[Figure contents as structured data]
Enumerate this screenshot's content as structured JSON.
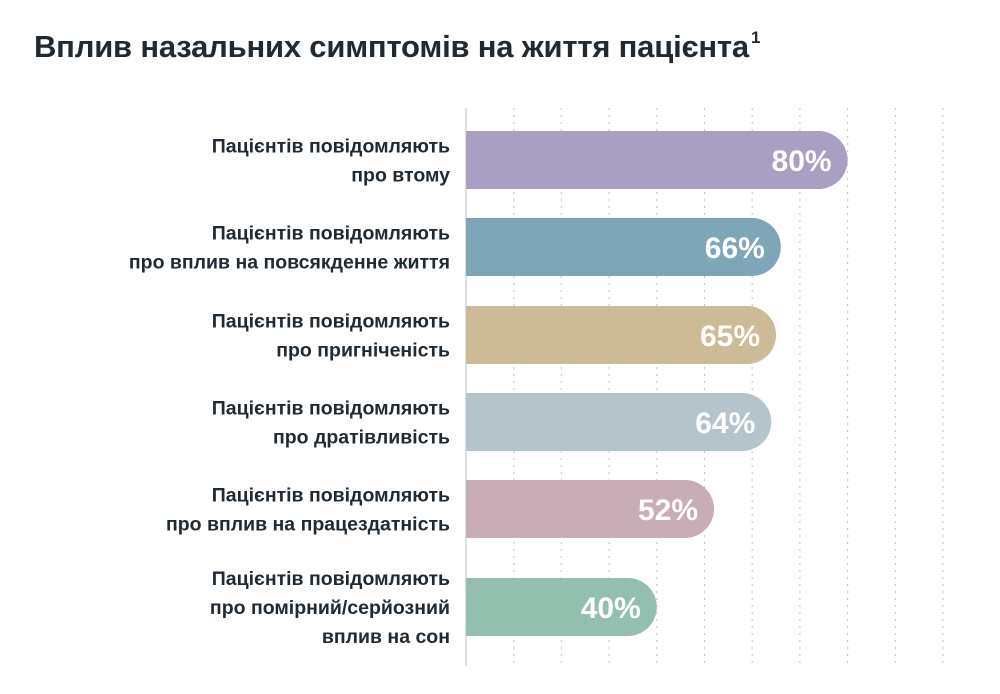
{
  "title": "Вплив назальних симптомів на життя пацієнта",
  "title_footnote": "1",
  "chart_data": {
    "type": "bar",
    "orientation": "horizontal",
    "title": "Вплив назальних симптомів на життя пацієнта",
    "categories": [
      [
        "Пацієнтів повідомляють",
        "про втому"
      ],
      [
        "Пацієнтів повідомляють",
        "про вплив на повсякденне життя"
      ],
      [
        "Пацієнтів повідомляють",
        "про пригніченість"
      ],
      [
        "Пацієнтів повідомляють",
        "про дратівливість"
      ],
      [
        "Пацієнтів повідомляють",
        "про вплив на працездатність"
      ],
      [
        "Пацієнтів повідомляють",
        "про помірний/серйозний",
        "вплив на сон"
      ]
    ],
    "values": [
      80,
      66,
      65,
      64,
      52,
      40
    ],
    "value_labels": [
      "80%",
      "66%",
      "65%",
      "64%",
      "52%",
      "40%"
    ],
    "colors": [
      "#a99fc2",
      "#7fa5b9",
      "#cdbb97",
      "#b5c4cb",
      "#c8adb6",
      "#93bfae"
    ],
    "xlim": [
      0,
      100
    ],
    "grid": true,
    "grid_style": "dotted vertical",
    "xlabel": "",
    "ylabel": ""
  }
}
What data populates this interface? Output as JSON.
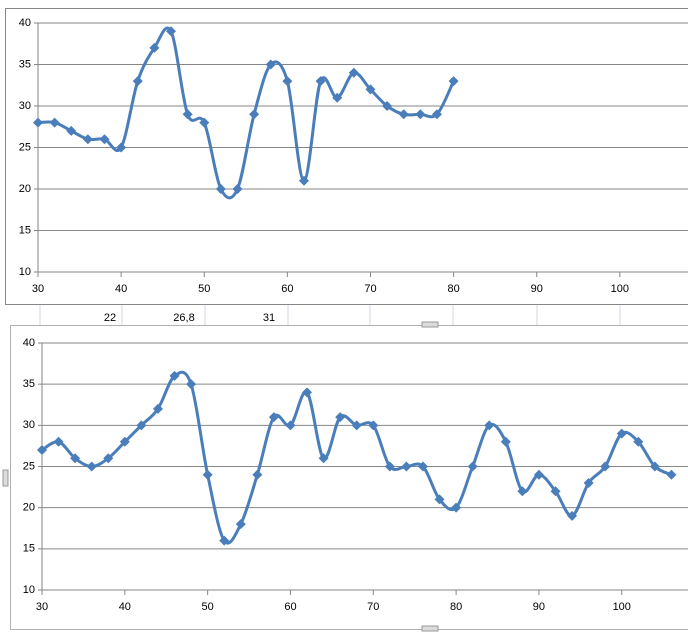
{
  "cells": [
    "22",
    "26,8",
    "31"
  ],
  "chart_data": [
    {
      "type": "line",
      "smooth": true,
      "color": "#4a7ebb",
      "x": [
        30,
        32,
        34,
        36,
        38,
        40,
        42,
        44,
        46,
        48,
        50,
        52,
        54,
        56,
        58,
        60,
        62,
        64,
        66,
        68,
        70,
        72,
        74,
        76,
        78,
        80
      ],
      "values": [
        28,
        28,
        27,
        26,
        26,
        25,
        33,
        37,
        39,
        29,
        28,
        20,
        20,
        29,
        35,
        33,
        21,
        33,
        31,
        34,
        32,
        30,
        29,
        29,
        29,
        33
      ],
      "xlim": [
        30,
        108.2
      ],
      "xticks": [
        30,
        40,
        50,
        60,
        70,
        80,
        90,
        100
      ],
      "ylim": [
        10,
        40
      ],
      "yticks": [
        10,
        15,
        20,
        25,
        30,
        35,
        40
      ],
      "grid": true
    },
    {
      "type": "line",
      "smooth": true,
      "color": "#4a7ebb",
      "x": [
        30,
        32,
        34,
        36,
        38,
        40,
        42,
        44,
        46,
        48,
        50,
        52,
        54,
        56,
        58,
        60,
        62,
        64,
        66,
        68,
        70,
        72,
        74,
        76,
        78,
        80,
        82,
        84,
        86,
        88,
        90,
        92,
        94,
        96,
        98,
        100,
        102,
        104,
        106
      ],
      "values": [
        27,
        28,
        26,
        25,
        26,
        28,
        30,
        32,
        36,
        35,
        24,
        16,
        18,
        24,
        31,
        30,
        34,
        26,
        31,
        30,
        30,
        25,
        25,
        25,
        21,
        20,
        25,
        30,
        28,
        22,
        24,
        22,
        19,
        23,
        25,
        29,
        28,
        25,
        24
      ],
      "xlim": [
        30,
        108
      ],
      "xticks": [
        30,
        40,
        50,
        60,
        70,
        80,
        90,
        100
      ],
      "ylim": [
        10,
        40
      ],
      "yticks": [
        10,
        15,
        20,
        25,
        30,
        35,
        40
      ],
      "grid": true
    }
  ]
}
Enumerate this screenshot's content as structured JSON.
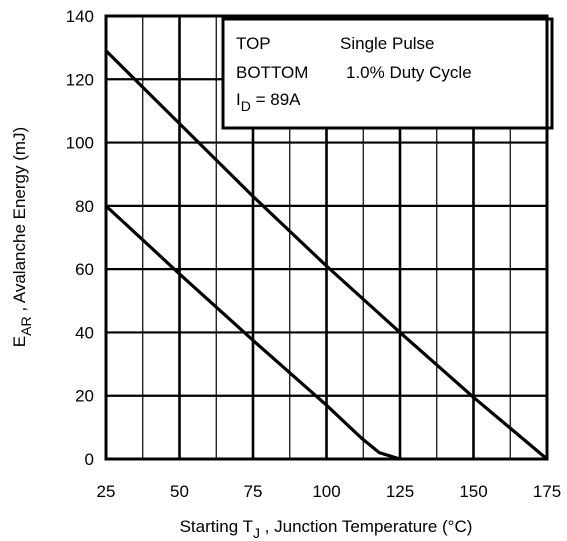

**WORK TO BE COMPLETED:** Quote the records in their entirety, keeping the wording exact and excluding pictures.

**SOLUTION TO THE PROBLEM:**
Enumerate this screenshot's content as structured JSON.
{
  "title": "Вплив назальних симптомів на життя пацієнта",
  "title_footnote": "1",
  "chart_data": {
    "type": "bar",
    "orientation": "horizontal",
    "title": "Вплив назальних симптомів на життя пацієнта",
    "categories": [
      [
        "Пацієнтів повідомляють",
        "про втому"
      ],
      [
        "Пацієнтів повідомляють",
        "про вплив на повсякденне життя"
      ],
      [
        "Пацієнтів повідомляють",
        "про пригніченість"
      ],
      [
        "Пацієнтів повідомляють",
        "про дратівливість"
      ],
      [
        "Пацієнтів повідомляють",
        "про вплив на працездатність"
      ],
      [
        "Пацієнтів повідомляють",
        "про помірний/серйозний",
        "вплив на сон"
      ]
    ],
    "values": [
      80,
      66,
      65,
      64,
      52,
      40
    ],
    "value_labels": [
      "80%",
      "66%",
      "65%",
      "64%",
      "52%",
      "40%"
    ],
    "colors": [
      "#a99fc2",
      "#7fa5b9",
      "#cdbb97",
      "#b5c4cb",
      "#c8adb6",
      "#93bfae"
    ],
    "xlim": [
      0,
      100
    ],
    "grid": true,
    "grid_style": "dotted vertical",
    "xlabel": "",
    "ylabel": ""
  }
}
What data populates this interface? Output as JSON.
{
  "cells": [
    "22",
    "26,8",
    "31"
  ],
  "chart_data": [
    {
      "type": "line",
      "smooth": true,
      "color": "#4a7ebb",
      "x": [
        30,
        32,
        34,
        36,
        38,
        40,
        42,
        44,
        46,
        48,
        50,
        52,
        54,
        56,
        58,
        60,
        62,
        64,
        66,
        68,
        70,
        72,
        74,
        76,
        78,
        80
      ],
      "values": [
        28,
        28,
        27,
        26,
        26,
        25,
        33,
        37,
        39,
        29,
        28,
        20,
        20,
        29,
        35,
        33,
        21,
        33,
        31,
        34,
        32,
        30,
        29,
        29,
        29,
        33
      ],
      "xlim": [
        30,
        108.2
      ],
      "xticks": [
        30,
        40,
        50,
        60,
        70,
        80,
        90,
        100
      ],
      "ylim": [
        10,
        40
      ],
      "yticks": [
        10,
        15,
        20,
        25,
        30,
        35,
        40
      ],
      "grid": true
    },
    {
      "type": "line",
      "smooth": true,
      "color": "#4a7ebb",
      "x": [
        30,
        32,
        34,
        36,
        38,
        40,
        42,
        44,
        46,
        48,
        50,
        52,
        54,
        56,
        58,
        60,
        62,
        64,
        66,
        68,
        70,
        72,
        74,
        76,
        78,
        80,
        82,
        84,
        86,
        88,
        90,
        92,
        94,
        96,
        98,
        100,
        102,
        104,
        106
      ],
      "values": [
        27,
        28,
        26,
        25,
        26,
        28,
        30,
        32,
        36,
        35,
        24,
        16,
        18,
        24,
        31,
        30,
        34,
        26,
        31,
        30,
        30,
        25,
        25,
        25,
        21,
        20,
        25,
        30,
        28,
        22,
        24,
        22,
        19,
        23,
        25,
        29,
        28,
        25,
        24
      ],
      "xlim": [
        30,
        108
      ],
      "xticks": [
        30,
        40,
        50,
        60,
        70,
        80,
        90,
        100
      ],
      "ylim": [
        10,
        40
      ],
      "yticks": [
        10,
        15,
        20,
        25,
        30,
        35,
        40
      ],
      "grid": true
    }
  ]
}
Enumerate this screenshot's content as structured JSON.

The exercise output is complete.